## TASK DIRECTIONS:
Please update the data below by replacing "bbox" with "bounding box", and keep every other part the same.

Dataset records:
start

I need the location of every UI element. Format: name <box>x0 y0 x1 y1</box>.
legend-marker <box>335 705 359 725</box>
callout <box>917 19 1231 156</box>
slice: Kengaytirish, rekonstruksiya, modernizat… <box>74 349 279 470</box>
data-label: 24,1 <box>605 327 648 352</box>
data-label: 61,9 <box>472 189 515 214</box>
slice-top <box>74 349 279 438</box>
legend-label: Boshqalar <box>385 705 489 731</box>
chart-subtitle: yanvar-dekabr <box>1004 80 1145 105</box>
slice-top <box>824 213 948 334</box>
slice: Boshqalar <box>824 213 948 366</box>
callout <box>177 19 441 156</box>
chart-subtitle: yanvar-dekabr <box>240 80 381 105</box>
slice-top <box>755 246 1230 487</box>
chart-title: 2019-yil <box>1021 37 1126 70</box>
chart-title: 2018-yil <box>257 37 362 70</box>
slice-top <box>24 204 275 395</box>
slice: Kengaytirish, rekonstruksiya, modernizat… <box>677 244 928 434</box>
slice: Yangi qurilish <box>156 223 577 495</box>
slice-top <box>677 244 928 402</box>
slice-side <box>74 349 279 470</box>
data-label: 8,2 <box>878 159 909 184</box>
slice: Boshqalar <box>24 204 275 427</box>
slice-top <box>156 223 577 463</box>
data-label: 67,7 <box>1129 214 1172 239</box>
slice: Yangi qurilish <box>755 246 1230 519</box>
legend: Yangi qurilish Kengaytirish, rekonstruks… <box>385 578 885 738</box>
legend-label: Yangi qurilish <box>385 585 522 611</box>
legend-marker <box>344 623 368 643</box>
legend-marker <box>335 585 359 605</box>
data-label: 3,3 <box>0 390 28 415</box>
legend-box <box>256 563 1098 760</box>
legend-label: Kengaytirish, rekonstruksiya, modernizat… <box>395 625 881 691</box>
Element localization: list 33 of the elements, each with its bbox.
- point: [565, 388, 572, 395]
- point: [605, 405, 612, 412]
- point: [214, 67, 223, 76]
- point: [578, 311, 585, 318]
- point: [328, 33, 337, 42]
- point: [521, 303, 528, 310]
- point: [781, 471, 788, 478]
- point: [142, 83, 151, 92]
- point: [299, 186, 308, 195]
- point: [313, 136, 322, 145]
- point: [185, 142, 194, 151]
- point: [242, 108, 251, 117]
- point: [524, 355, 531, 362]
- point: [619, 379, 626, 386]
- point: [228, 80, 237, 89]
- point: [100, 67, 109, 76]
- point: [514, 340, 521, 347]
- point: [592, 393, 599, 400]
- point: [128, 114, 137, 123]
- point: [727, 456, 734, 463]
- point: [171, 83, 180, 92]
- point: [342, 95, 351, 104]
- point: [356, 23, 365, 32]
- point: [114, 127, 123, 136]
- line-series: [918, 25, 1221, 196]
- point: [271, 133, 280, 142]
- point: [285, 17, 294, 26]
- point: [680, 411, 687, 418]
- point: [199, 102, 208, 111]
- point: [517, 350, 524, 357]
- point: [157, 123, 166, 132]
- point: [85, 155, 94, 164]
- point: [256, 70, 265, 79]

end

## EXERCISE RESPONSE:
I need the location of every UI element. Format: name <box>x0 y0 x1 y1</box>.
legend-marker <box>335 705 359 725</box>
callout <box>917 19 1231 156</box>
slice: Kengaytirish, rekonstruksiya, modernizat… <box>74 349 279 470</box>
data-label: 24,1 <box>605 327 648 352</box>
data-label: 61,9 <box>472 189 515 214</box>
slice-top <box>74 349 279 438</box>
legend-label: Boshqalar <box>385 705 489 731</box>
chart-subtitle: yanvar-dekabr <box>1004 80 1145 105</box>
slice-top <box>824 213 948 334</box>
slice: Boshqalar <box>824 213 948 366</box>
callout <box>177 19 441 156</box>
chart-subtitle: yanvar-dekabr <box>240 80 381 105</box>
slice-top <box>755 246 1230 487</box>
chart-title: 2019-yil <box>1021 37 1126 70</box>
chart-title: 2018-yil <box>257 37 362 70</box>
slice-top <box>24 204 275 395</box>
slice: Kengaytirish, rekonstruksiya, modernizat… <box>677 244 928 434</box>
slice: Yangi qurilish <box>156 223 577 495</box>
slice-top <box>677 244 928 402</box>
slice-side <box>74 349 279 470</box>
data-label: 8,2 <box>878 159 909 184</box>
slice: Boshqalar <box>24 204 275 427</box>
slice-top <box>156 223 577 463</box>
data-label: 67,7 <box>1129 214 1172 239</box>
slice: Yangi qurilish <box>755 246 1230 519</box>
legend: Yangi qurilish Kengaytirish, rekonstruks… <box>385 578 885 738</box>
legend-label: Yangi qurilish <box>385 585 522 611</box>
legend-marker <box>344 623 368 643</box>
legend-marker <box>335 585 359 605</box>
data-label: 3,3 <box>0 390 28 415</box>
legend-box <box>256 563 1098 760</box>
legend-label: Kengaytirish, rekonstruksiya, modernizat… <box>395 625 881 691</box>
Element localization: list 33 of the elements, each with its bounding box.
- point: [565, 388, 572, 395]
- point: [605, 405, 612, 412]
- point: [214, 67, 223, 76]
- point: [578, 311, 585, 318]
- point: [328, 33, 337, 42]
- point: [521, 303, 528, 310]
- point: [781, 471, 788, 478]
- point: [142, 83, 151, 92]
- point: [299, 186, 308, 195]
- point: [313, 136, 322, 145]
- point: [185, 142, 194, 151]
- point: [242, 108, 251, 117]
- point: [524, 355, 531, 362]
- point: [619, 379, 626, 386]
- point: [228, 80, 237, 89]
- point: [100, 67, 109, 76]
- point: [514, 340, 521, 347]
- point: [592, 393, 599, 400]
- point: [128, 114, 137, 123]
- point: [727, 456, 734, 463]
- point: [171, 83, 180, 92]
- point: [342, 95, 351, 104]
- point: [356, 23, 365, 32]
- point: [114, 127, 123, 136]
- line-series: [918, 25, 1221, 196]
- point: [271, 133, 280, 142]
- point: [285, 17, 294, 26]
- point: [680, 411, 687, 418]
- point: [199, 102, 208, 111]
- point: [517, 350, 524, 357]
- point: [157, 123, 166, 132]
- point: [85, 155, 94, 164]
- point: [256, 70, 265, 79]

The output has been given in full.